(Stored entries)
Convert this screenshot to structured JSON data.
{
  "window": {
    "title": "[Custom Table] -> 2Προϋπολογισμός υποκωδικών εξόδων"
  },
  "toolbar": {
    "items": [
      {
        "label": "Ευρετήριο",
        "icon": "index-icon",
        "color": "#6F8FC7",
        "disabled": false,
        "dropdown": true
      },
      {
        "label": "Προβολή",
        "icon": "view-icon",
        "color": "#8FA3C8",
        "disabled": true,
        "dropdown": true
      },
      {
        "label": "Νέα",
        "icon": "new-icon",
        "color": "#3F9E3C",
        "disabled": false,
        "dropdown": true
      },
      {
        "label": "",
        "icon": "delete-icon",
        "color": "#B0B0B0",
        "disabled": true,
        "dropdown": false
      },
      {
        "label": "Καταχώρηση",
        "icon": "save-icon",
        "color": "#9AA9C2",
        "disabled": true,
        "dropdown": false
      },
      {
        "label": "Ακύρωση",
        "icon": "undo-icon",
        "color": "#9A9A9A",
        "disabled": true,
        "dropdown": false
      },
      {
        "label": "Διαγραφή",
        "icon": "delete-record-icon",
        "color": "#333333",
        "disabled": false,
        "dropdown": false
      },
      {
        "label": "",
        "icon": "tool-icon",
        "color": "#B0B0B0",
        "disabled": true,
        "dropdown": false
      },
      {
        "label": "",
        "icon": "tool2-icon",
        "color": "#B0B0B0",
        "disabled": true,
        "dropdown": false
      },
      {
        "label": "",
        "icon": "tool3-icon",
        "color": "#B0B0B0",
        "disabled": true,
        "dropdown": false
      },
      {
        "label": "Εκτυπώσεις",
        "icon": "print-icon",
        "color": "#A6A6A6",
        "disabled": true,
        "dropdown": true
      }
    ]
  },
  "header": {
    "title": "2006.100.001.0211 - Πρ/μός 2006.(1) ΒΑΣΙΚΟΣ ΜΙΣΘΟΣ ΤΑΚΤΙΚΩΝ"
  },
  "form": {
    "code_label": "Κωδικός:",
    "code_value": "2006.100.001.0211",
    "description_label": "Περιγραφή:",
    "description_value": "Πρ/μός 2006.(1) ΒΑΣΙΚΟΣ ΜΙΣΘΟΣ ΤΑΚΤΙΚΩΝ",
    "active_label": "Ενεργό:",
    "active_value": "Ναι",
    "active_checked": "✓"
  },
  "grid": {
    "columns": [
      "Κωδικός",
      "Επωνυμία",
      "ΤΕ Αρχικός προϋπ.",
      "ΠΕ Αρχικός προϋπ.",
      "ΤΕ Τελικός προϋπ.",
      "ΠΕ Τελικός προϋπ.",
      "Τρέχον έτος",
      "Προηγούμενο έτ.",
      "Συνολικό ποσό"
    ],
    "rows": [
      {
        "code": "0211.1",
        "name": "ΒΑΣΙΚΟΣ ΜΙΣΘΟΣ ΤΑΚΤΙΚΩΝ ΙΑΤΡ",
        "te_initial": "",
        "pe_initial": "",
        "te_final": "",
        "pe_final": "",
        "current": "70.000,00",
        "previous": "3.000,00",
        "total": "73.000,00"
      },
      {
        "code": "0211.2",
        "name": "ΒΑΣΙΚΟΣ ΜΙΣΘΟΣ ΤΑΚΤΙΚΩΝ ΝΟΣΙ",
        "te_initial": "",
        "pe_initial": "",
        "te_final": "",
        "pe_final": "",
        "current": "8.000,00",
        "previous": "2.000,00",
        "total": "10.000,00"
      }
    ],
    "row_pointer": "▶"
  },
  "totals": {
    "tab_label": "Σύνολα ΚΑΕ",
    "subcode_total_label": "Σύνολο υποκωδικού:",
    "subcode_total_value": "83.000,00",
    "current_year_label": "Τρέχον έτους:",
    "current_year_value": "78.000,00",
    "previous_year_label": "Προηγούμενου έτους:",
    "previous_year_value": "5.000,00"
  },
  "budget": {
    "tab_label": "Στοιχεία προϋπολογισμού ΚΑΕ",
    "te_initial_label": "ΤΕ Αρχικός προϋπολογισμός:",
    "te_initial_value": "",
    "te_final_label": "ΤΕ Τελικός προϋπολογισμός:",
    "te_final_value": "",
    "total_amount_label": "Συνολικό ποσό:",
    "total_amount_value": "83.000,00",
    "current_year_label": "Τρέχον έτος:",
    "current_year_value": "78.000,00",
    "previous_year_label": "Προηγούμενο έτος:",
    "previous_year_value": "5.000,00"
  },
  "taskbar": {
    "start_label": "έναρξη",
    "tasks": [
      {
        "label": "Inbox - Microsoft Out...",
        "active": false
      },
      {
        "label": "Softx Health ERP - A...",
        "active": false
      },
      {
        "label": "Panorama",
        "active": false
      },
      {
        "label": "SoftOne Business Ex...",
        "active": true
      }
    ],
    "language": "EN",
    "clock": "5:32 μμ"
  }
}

_EXERCISE OBJECTIVE_
Count the lines above that contain the word "Συνολικό", and reply with only that number.

_REPLY TO THE TASK_
2